▸ **DIRECTION**: Omit every picture and write out the rest of the records exactly.

>> begin DATA PROVIDED

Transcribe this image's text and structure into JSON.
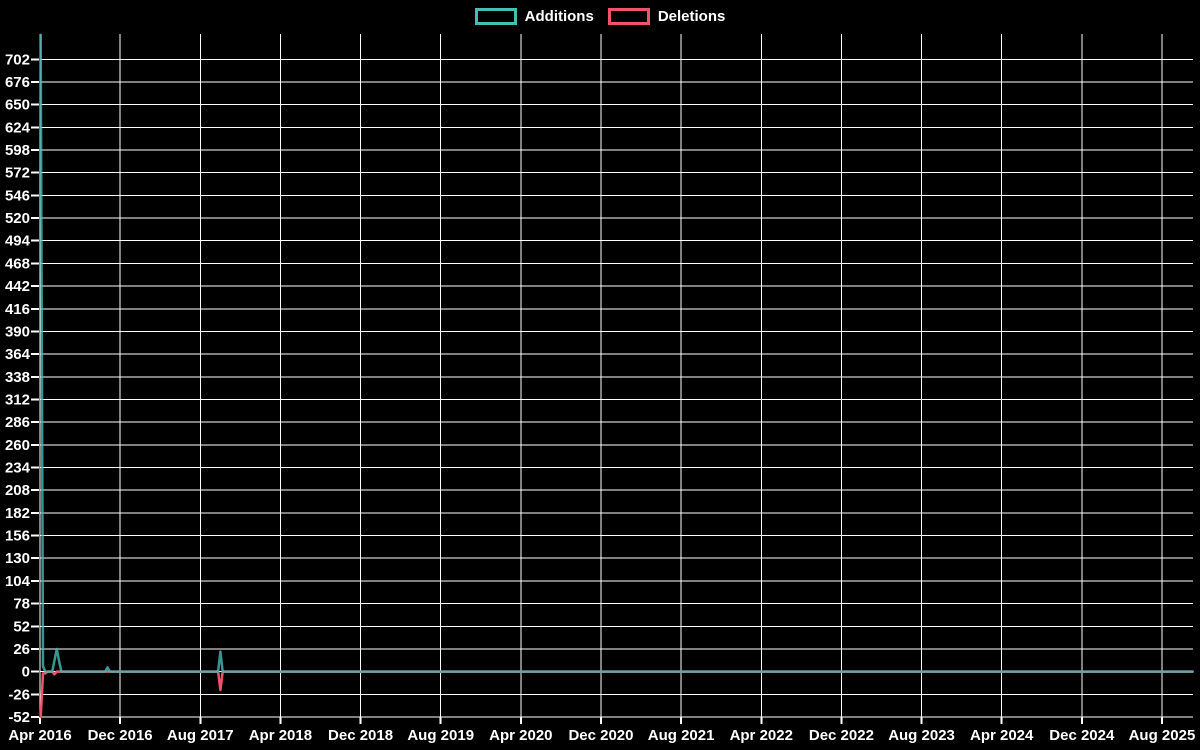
{
  "legend": {
    "items": [
      {
        "label": "Additions",
        "color": "#46BCB6"
      },
      {
        "label": "Deletions",
        "color": "#F1536B"
      }
    ]
  },
  "chart_data": {
    "type": "line",
    "title": "",
    "xlabel": "",
    "ylabel": "",
    "background_color": "#000000",
    "grid": true,
    "grid_color": "#FFFFFF",
    "tick_label_color": "#FFFFFF",
    "legend_position": "top-center",
    "x_axis": {
      "start": "2016-04-01",
      "tick_interval_months": 8,
      "tick_labels": [
        "Apr 2016",
        "Dec 2016",
        "Aug 2017",
        "Apr 2018",
        "Dec 2018",
        "Aug 2019",
        "Apr 2020",
        "Dec 2020",
        "Aug 2021",
        "Apr 2022",
        "Dec 2022",
        "Aug 2023",
        "Apr 2024",
        "Dec 2024",
        "Aug 2025"
      ]
    },
    "y_axis": {
      "min": -52,
      "max": 731,
      "tick_step": 26,
      "tick_labels": [
        702,
        676,
        650,
        624,
        598,
        572,
        546,
        520,
        494,
        468,
        442,
        416,
        390,
        364,
        338,
        312,
        286,
        260,
        234,
        208,
        182,
        156,
        130,
        104,
        78,
        52,
        26,
        0,
        -26,
        -52
      ]
    },
    "series": [
      {
        "name": "Additions",
        "color": "#46BCB6",
        "points": [
          [
            "2016-04-03",
            730
          ],
          [
            "2016-04-10",
            6
          ],
          [
            "2016-04-17",
            0
          ],
          [
            "2016-05-08",
            0
          ],
          [
            "2016-05-22",
            26
          ],
          [
            "2016-05-29",
            12
          ],
          [
            "2016-06-05",
            0
          ],
          [
            "2016-10-16",
            0
          ],
          [
            "2016-10-23",
            5
          ],
          [
            "2016-10-30",
            0
          ],
          [
            "2017-09-24",
            0
          ],
          [
            "2017-10-01",
            23
          ],
          [
            "2017-10-08",
            0
          ],
          [
            "2025-11-02",
            0
          ]
        ]
      },
      {
        "name": "Deletions",
        "color": "#F1536B",
        "points": [
          [
            "2016-04-03",
            -52
          ],
          [
            "2016-04-10",
            -2
          ],
          [
            "2016-04-17",
            -2
          ],
          [
            "2016-04-24",
            0
          ],
          [
            "2016-05-08",
            0
          ],
          [
            "2016-05-15",
            -3
          ],
          [
            "2016-05-22",
            0
          ],
          [
            "2017-09-24",
            0
          ],
          [
            "2017-10-01",
            -21
          ],
          [
            "2017-10-08",
            0
          ],
          [
            "2025-11-02",
            0
          ]
        ]
      }
    ]
  }
}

>> end DATA PROVIDED

▸ **SOLUTION FOR THIS TASK**:
Transcribe this image's text and structure into JSON.
{
  "legend": {
    "items": [
      {
        "label": "Additions",
        "color": "#46BCB6"
      },
      {
        "label": "Deletions",
        "color": "#F1536B"
      }
    ]
  },
  "chart_data": {
    "type": "line",
    "title": "",
    "xlabel": "",
    "ylabel": "",
    "background_color": "#000000",
    "grid": true,
    "grid_color": "#FFFFFF",
    "tick_label_color": "#FFFFFF",
    "legend_position": "top-center",
    "x_axis": {
      "start": "2016-04-01",
      "tick_interval_months": 8,
      "tick_labels": [
        "Apr 2016",
        "Dec 2016",
        "Aug 2017",
        "Apr 2018",
        "Dec 2018",
        "Aug 2019",
        "Apr 2020",
        "Dec 2020",
        "Aug 2021",
        "Apr 2022",
        "Dec 2022",
        "Aug 2023",
        "Apr 2024",
        "Dec 2024",
        "Aug 2025"
      ]
    },
    "y_axis": {
      "min": -52,
      "max": 731,
      "tick_step": 26,
      "tick_labels": [
        702,
        676,
        650,
        624,
        598,
        572,
        546,
        520,
        494,
        468,
        442,
        416,
        390,
        364,
        338,
        312,
        286,
        260,
        234,
        208,
        182,
        156,
        130,
        104,
        78,
        52,
        26,
        0,
        -26,
        -52
      ]
    },
    "series": [
      {
        "name": "Additions",
        "color": "#46BCB6",
        "points": [
          [
            "2016-04-03",
            730
          ],
          [
            "2016-04-10",
            6
          ],
          [
            "2016-04-17",
            0
          ],
          [
            "2016-05-08",
            0
          ],
          [
            "2016-05-22",
            26
          ],
          [
            "2016-05-29",
            12
          ],
          [
            "2016-06-05",
            0
          ],
          [
            "2016-10-16",
            0
          ],
          [
            "2016-10-23",
            5
          ],
          [
            "2016-10-30",
            0
          ],
          [
            "2017-09-24",
            0
          ],
          [
            "2017-10-01",
            23
          ],
          [
            "2017-10-08",
            0
          ],
          [
            "2025-11-02",
            0
          ]
        ]
      },
      {
        "name": "Deletions",
        "color": "#F1536B",
        "points": [
          [
            "2016-04-03",
            -52
          ],
          [
            "2016-04-10",
            -2
          ],
          [
            "2016-04-17",
            -2
          ],
          [
            "2016-04-24",
            0
          ],
          [
            "2016-05-08",
            0
          ],
          [
            "2016-05-15",
            -3
          ],
          [
            "2016-05-22",
            0
          ],
          [
            "2017-09-24",
            0
          ],
          [
            "2017-10-01",
            -21
          ],
          [
            "2017-10-08",
            0
          ],
          [
            "2025-11-02",
            0
          ]
        ]
      }
    ]
  }
}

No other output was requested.